→ **Work required**
Among the entries, which lines carry the string "Avenue"? Copy each of them.

--- Start of Exercise data ---

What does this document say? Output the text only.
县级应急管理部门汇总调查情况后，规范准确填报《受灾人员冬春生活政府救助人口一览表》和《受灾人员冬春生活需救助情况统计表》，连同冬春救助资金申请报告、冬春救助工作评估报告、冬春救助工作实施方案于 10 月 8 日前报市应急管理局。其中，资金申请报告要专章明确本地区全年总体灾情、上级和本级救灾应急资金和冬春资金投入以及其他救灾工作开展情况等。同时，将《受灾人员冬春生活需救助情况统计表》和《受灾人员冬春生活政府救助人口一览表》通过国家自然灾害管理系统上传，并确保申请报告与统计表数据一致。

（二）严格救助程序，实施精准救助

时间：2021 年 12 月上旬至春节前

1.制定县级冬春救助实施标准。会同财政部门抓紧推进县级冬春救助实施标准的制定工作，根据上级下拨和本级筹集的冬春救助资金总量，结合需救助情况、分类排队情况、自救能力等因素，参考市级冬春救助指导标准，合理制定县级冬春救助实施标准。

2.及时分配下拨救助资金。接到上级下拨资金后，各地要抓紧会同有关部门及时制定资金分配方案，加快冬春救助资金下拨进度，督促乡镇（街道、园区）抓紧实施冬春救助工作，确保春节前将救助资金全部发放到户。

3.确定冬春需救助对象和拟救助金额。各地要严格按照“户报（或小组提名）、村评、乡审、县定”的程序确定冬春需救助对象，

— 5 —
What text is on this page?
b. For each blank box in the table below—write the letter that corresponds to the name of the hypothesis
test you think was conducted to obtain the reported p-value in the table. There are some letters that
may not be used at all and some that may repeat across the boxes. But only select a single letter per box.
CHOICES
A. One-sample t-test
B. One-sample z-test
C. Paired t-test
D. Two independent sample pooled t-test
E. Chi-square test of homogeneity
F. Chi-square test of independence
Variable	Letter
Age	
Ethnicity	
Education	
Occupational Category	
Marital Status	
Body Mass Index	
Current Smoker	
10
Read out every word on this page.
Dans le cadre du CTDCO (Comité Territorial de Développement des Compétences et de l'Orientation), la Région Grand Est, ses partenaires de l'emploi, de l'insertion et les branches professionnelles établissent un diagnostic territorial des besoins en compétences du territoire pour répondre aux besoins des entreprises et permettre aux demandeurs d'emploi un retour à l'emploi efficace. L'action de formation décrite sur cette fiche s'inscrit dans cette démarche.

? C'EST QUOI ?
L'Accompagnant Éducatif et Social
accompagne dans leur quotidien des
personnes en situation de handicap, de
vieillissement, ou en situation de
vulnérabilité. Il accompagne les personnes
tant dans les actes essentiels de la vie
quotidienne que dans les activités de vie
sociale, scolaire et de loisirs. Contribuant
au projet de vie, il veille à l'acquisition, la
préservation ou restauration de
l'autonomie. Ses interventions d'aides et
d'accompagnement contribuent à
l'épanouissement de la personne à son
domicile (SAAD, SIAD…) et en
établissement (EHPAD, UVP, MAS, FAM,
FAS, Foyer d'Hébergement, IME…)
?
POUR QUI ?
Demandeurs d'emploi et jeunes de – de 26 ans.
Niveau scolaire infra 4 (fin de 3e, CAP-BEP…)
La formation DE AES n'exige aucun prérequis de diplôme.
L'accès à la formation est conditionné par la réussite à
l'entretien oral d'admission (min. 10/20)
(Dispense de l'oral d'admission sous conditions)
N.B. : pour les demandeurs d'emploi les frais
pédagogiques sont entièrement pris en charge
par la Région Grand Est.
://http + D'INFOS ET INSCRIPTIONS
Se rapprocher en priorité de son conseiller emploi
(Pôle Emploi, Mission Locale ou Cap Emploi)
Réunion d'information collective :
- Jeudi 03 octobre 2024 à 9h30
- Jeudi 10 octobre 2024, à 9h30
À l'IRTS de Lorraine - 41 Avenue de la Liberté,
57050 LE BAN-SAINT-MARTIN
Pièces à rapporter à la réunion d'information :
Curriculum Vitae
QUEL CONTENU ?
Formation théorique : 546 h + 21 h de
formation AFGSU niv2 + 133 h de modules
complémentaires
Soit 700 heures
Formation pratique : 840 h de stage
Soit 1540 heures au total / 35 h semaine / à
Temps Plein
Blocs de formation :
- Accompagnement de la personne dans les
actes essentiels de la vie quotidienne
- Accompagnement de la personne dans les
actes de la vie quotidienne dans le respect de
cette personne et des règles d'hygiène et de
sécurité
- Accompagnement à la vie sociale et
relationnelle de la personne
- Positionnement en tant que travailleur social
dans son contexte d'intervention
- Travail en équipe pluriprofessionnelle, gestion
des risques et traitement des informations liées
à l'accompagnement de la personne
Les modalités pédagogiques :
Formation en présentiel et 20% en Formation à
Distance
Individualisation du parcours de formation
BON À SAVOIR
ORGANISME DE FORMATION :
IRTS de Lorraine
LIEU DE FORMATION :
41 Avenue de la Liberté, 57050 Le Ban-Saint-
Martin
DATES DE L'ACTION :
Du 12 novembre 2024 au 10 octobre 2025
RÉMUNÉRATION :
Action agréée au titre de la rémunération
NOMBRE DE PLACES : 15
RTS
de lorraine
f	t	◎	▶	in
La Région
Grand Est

--- End of Exercise data ---
--- Start of Exercise data ---

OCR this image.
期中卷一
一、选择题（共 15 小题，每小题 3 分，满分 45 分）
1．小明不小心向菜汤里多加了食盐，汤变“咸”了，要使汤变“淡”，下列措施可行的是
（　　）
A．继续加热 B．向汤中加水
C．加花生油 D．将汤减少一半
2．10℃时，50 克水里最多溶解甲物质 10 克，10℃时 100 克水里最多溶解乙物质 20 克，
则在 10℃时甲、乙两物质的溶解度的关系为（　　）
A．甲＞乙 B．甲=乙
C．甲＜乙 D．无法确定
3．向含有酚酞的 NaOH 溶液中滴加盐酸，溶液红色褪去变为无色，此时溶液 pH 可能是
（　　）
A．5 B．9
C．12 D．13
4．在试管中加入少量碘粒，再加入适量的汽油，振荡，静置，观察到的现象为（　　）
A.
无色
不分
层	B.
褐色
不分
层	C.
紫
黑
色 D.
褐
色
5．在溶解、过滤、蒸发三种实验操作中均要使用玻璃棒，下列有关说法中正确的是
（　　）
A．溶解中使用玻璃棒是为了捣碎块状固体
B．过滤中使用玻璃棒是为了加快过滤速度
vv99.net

--- End of Exercise data ---

→ **Correct response**
À l'IRTS de Lorraine - 41 Avenue de la Liberté,
41 Avenue de la Liberté, 57050 Le Ban-Saint-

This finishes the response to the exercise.